— begin —

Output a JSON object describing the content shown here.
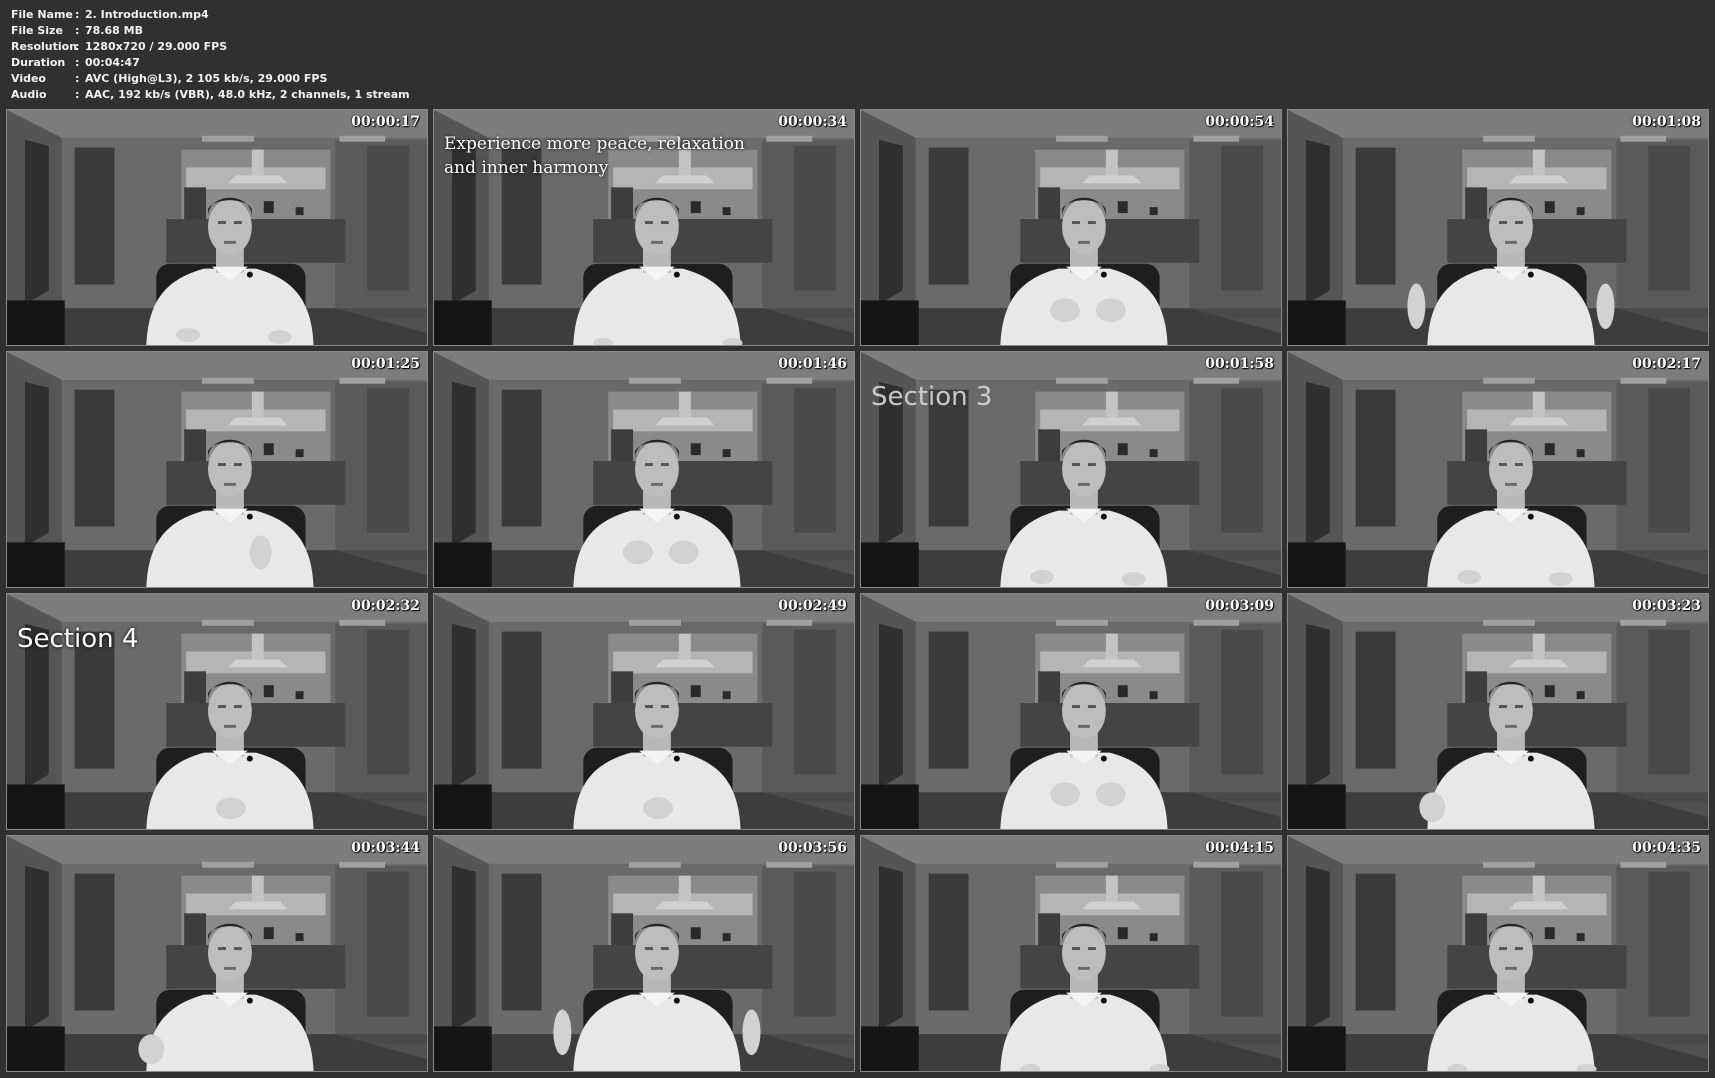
{
  "file_info": [
    {
      "label": "File Name",
      "value": "2. Introduction.mp4"
    },
    {
      "label": "File Size",
      "value": "78.68 MB"
    },
    {
      "label": "Resolution",
      "value": "1280x720 / 29.000 FPS"
    },
    {
      "label": "Duration",
      "value": "00:04:47"
    },
    {
      "label": "Video",
      "value": "AVC (High@L3), 2 105 kb/s, 29.000 FPS"
    },
    {
      "label": "Audio",
      "value": "AAC, 192 kb/s (VBR), 48.0 kHz, 2 channels, 1 stream"
    }
  ],
  "separator": ":",
  "thumbnails": [
    {
      "timestamp": "00:00:17",
      "caption": "",
      "gesture": "hands-low"
    },
    {
      "timestamp": "00:00:34",
      "caption": "Experience more peace, relaxation and inner harmony",
      "gesture": "hands-down"
    },
    {
      "timestamp": "00:00:54",
      "caption": "",
      "gesture": "hands-chest"
    },
    {
      "timestamp": "00:01:08",
      "caption": "",
      "gesture": "hands-wide"
    },
    {
      "timestamp": "00:01:25",
      "caption": "",
      "gesture": "hand-right"
    },
    {
      "timestamp": "00:01:46",
      "caption": "",
      "gesture": "hands-chest"
    },
    {
      "timestamp": "00:01:58",
      "caption": "Section 3",
      "gesture": "hands-low"
    },
    {
      "timestamp": "00:02:17",
      "caption": "",
      "gesture": "hands-low"
    },
    {
      "timestamp": "00:02:32",
      "caption": "Section 4",
      "gesture": "hands-center"
    },
    {
      "timestamp": "00:02:49",
      "caption": "",
      "gesture": "hands-center"
    },
    {
      "timestamp": "00:03:09",
      "caption": "",
      "gesture": "hands-chest"
    },
    {
      "timestamp": "00:03:23",
      "caption": "",
      "gesture": "hand-left"
    },
    {
      "timestamp": "00:03:44",
      "caption": "",
      "gesture": "hand-left"
    },
    {
      "timestamp": "00:03:56",
      "caption": "",
      "gesture": "hands-wide"
    },
    {
      "timestamp": "00:04:15",
      "caption": "",
      "gesture": "hands-down"
    },
    {
      "timestamp": "00:04:35",
      "caption": "",
      "gesture": "hands-down"
    }
  ],
  "colors": {
    "background": "#303030",
    "info_text": "#f2f2f2",
    "timestamp_text": "#ffffff"
  }
}
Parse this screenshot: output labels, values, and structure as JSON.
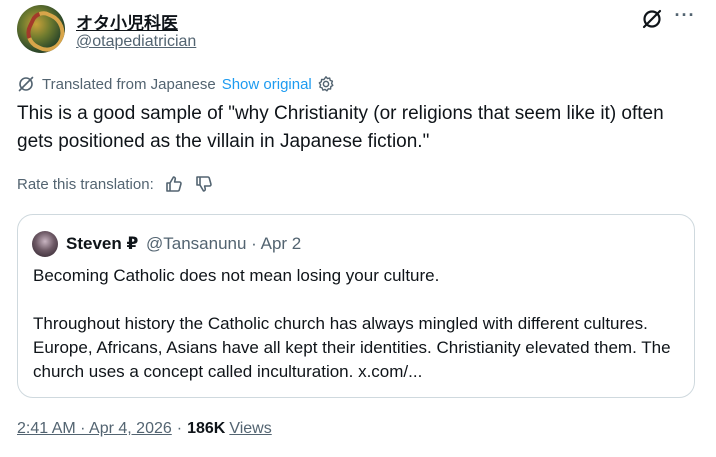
{
  "author": {
    "display_name": "オタ小児科医",
    "handle": "@otapediatrician"
  },
  "translation": {
    "label": "Translated from Japanese",
    "show_original": "Show original"
  },
  "tweet": {
    "text": "This is a good sample of \"why Christianity (or religions that seem like it) often gets positioned as the villain in Japanese fiction.\""
  },
  "rate": {
    "label": "Rate this translation:"
  },
  "quoted": {
    "name": "Steven ₽",
    "meta": "@Tansanunu · Apr 2",
    "para1": "Becoming Catholic does not mean losing your culture.",
    "para2": "Throughout history the Catholic church has always mingled with different cultures. Europe, Africans, Asians have all kept their identities. Christianity elevated them. The church uses a concept called inculturation. x.com/..."
  },
  "footer": {
    "timestamp": "2:41 AM · Apr 4, 2026",
    "separator": "·",
    "views_count": "186K",
    "views_label": "Views"
  },
  "icons": {
    "grok": "grok-icon",
    "more": "more-icon",
    "translate": "translate-icon",
    "gear": "gear-icon",
    "thumbs_up": "thumbs-up-icon",
    "thumbs_down": "thumbs-down-icon"
  },
  "colors": {
    "link_blue": "#1d9bf0",
    "secondary_text": "#536471",
    "primary_text": "#0f1419",
    "border": "#cfd9de"
  }
}
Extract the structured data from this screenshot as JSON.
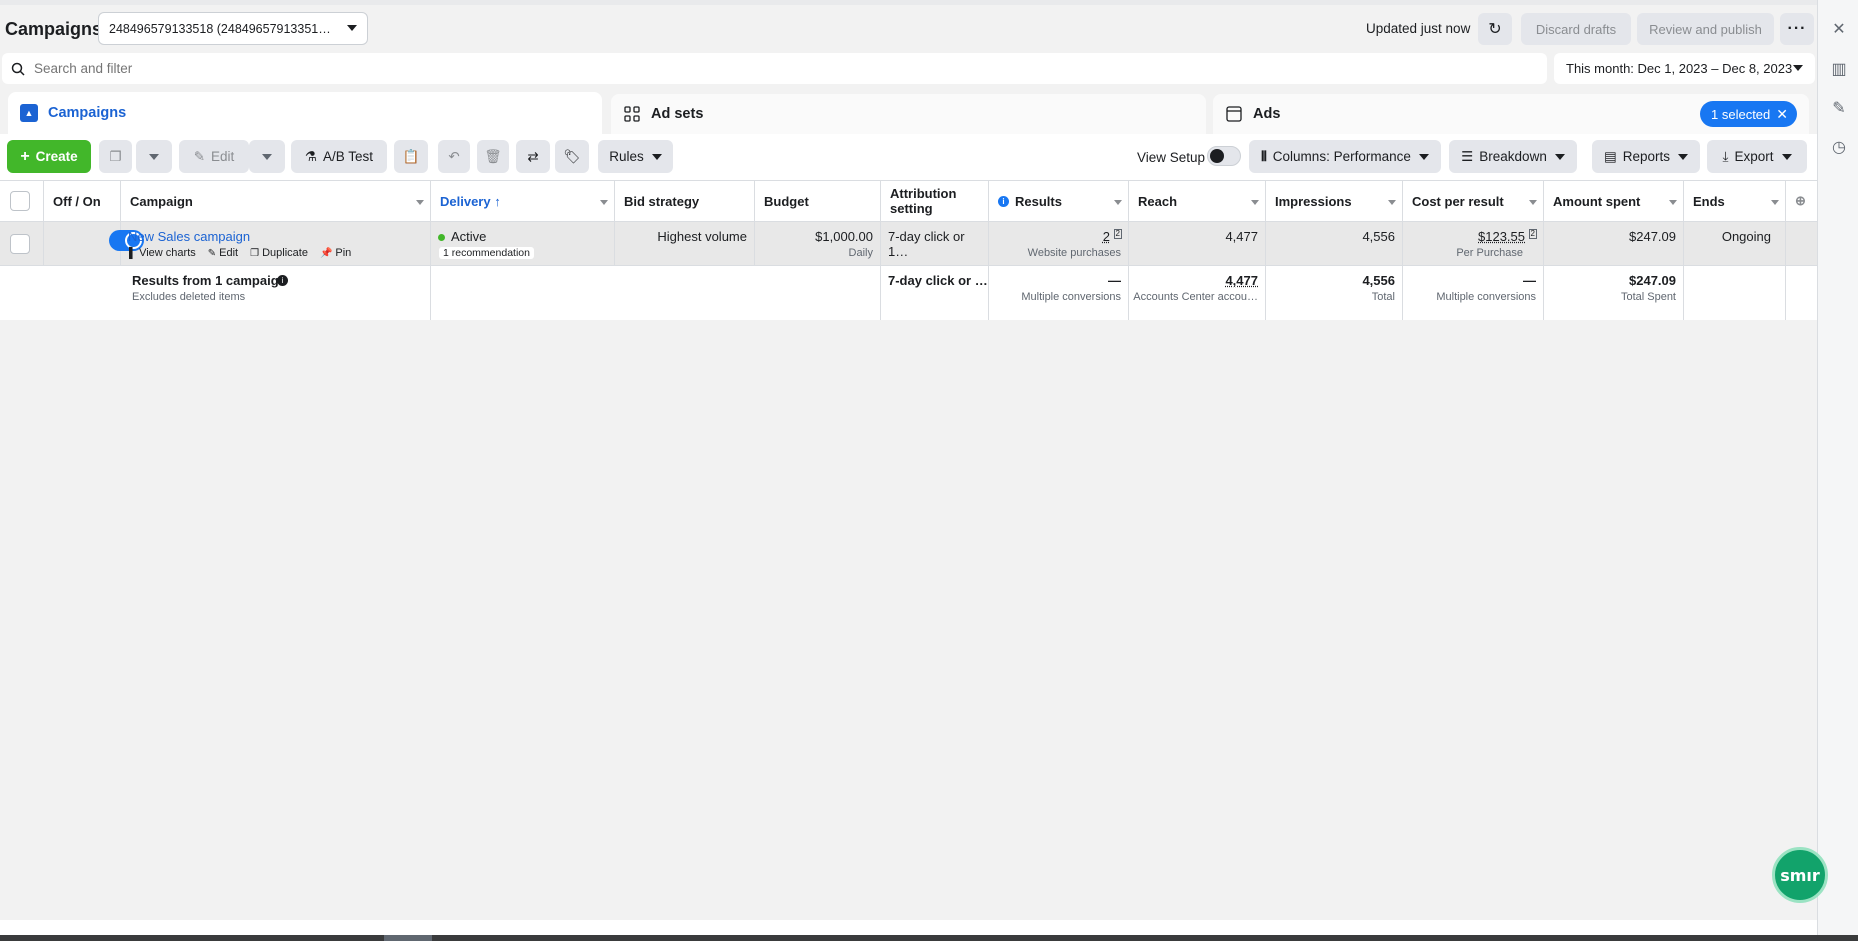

— end —

Return all lines of the material above in which the word "Section" occurs.

      "caption": "Section 3",
      "caption": "Section 4",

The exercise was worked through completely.